ARBEITSAUFTRAG:
Fasse den Absatz im Lesetext, der mit „Thomas Pynchon, die Galionsfigur“ beginnt, als knappe Stichpunktliste zusammen.

LESETEXT:

Ein Buch, zwei Lesekonsequenzen: Während Karsten Herrmann den Roman als „furioses Literaturspektakel“ euphorisch begrüßt, hat Gisela Trahms die Lektüre entnervt abgebrochen.
Unfassbar cool
Thomas Pynchon, die Galionsfigur des postmodernen Romans, ist einer der bedeutendsten und zugleich unsichtbarsten Vertreter der Gegenwartsliteratur. Seit Jahrzehnten gibt es von dem studierten Physiker keine öffentlichen Auftritte und noch nicht einmal Fotos. Zahlreiche Gerüchte und Geheimnisse ranken sich um den offenbar wie ein Geist durch seine Heimatstadt New York streifenden 77-Jährigen, der jetzt mit wieder einem großen Roman über die Wochen nach dem Platzen der Dotcom-Blase und den Anschlägen von 9/11 ans Licht der Öffentlichkeit tritt.
Nehmen wir es vorweg: „Bleeding Edge“ ist ein furioses Literaturspektakel, eine brillant geschriebene, berauschende Symbiose aus Postmoderne, Pop und Trash. Enzyklopädisch surft Pynchon mit virtuoser Wortgewalt und sprühendem Witz durch die Gischtkronen der Gegenwart und ihrer Diskurse, springt leichter Hand von der sinnlichen New Yorker Straßencollage über weitreichende popkulturelle Bezugssysteme zur abstrakten Psychoanalyse des Otto Kugelblitz.
Nach diesem ist die Schule der beiden Kinder von Maxine Tarnow benannt, die im Zentrum dieses Romankosmos steht und eine Betrugsermittlungsagentur auf der Upper Westside innehat. Sie ist ein weibliches Pendant von Chandlers Hard-Boiled-Ermittlern und umgeben von einer „Aura verblasster Moral“ und einer „erwiesene(n) Bereitschaft, vom Gesetz gezogene Grenzen zu überschreiten“.

BEREITGESTELLTES MATERIAL:
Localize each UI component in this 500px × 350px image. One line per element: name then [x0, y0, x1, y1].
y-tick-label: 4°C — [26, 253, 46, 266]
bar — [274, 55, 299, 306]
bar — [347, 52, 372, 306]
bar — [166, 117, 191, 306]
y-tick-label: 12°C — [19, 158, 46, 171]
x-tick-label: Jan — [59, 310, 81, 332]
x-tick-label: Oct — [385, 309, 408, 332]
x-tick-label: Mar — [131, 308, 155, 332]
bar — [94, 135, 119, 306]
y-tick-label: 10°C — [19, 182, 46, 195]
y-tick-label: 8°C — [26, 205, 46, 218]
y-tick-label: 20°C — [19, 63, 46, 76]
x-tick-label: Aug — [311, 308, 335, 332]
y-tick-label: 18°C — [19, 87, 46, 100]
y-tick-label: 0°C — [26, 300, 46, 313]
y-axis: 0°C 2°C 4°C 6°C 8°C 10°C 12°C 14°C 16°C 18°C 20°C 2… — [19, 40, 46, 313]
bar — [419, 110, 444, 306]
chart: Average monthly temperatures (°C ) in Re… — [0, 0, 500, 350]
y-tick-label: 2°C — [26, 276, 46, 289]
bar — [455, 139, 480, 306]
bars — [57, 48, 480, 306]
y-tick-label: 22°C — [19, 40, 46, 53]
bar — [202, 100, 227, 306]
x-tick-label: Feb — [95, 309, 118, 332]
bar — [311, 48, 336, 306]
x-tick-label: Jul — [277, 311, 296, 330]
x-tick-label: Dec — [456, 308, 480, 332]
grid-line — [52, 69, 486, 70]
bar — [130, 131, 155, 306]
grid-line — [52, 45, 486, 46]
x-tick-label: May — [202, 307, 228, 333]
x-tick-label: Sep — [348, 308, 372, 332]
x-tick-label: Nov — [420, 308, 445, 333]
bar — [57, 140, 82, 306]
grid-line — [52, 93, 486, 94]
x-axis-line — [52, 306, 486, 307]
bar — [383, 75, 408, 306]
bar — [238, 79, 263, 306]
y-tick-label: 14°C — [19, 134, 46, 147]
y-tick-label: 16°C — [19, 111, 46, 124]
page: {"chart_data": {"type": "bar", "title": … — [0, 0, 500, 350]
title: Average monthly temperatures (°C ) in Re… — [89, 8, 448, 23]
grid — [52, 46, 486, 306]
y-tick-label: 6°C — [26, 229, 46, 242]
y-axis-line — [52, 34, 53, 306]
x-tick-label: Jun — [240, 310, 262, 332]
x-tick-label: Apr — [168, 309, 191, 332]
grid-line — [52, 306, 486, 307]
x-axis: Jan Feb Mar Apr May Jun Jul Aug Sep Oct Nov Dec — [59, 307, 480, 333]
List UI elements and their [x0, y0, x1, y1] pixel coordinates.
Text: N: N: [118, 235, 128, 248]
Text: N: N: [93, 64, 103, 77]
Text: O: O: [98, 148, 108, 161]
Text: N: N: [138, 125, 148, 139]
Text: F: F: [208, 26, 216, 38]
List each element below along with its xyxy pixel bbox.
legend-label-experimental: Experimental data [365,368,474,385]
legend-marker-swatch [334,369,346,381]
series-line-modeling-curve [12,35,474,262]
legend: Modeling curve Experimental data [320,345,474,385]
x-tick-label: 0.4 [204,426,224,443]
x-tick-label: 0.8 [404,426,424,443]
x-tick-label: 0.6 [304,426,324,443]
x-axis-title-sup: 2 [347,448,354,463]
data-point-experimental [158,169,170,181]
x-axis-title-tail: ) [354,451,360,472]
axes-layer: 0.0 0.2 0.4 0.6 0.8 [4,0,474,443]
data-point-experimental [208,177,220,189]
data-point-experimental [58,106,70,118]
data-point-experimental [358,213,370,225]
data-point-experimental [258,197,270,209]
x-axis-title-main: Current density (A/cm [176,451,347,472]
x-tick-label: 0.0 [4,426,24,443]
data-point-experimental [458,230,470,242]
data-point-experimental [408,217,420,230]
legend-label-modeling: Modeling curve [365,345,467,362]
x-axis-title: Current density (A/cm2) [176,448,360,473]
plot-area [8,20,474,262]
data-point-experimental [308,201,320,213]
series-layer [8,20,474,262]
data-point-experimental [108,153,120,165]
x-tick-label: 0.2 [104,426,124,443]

RICHTIGE LÖSUNG:
- Thomas Pynchon gilt als Galionsfigur des postmodernen Romans.
- Er ist einer der bedeutendsten und zugleich unsichtbarsten Vertreter der Gegenwartsliteratur.
- Der studierte Physiker zeigt sich seit Jahrzehnten nicht in der Öffentlichkeit, und es gibt keine Fotos von ihm.
- Um den 77-Jährigen, der offenbar wie ein Geist durch seine Heimatstadt New York streift, ranken sich viele Gerüchte und Geheimnisse.
- Jetzt legt er erneut einen großen Roman vor, der von den Wochen nach dem Platzen der Dotcom-Blase und den Anschlägen von 9/11 handelt.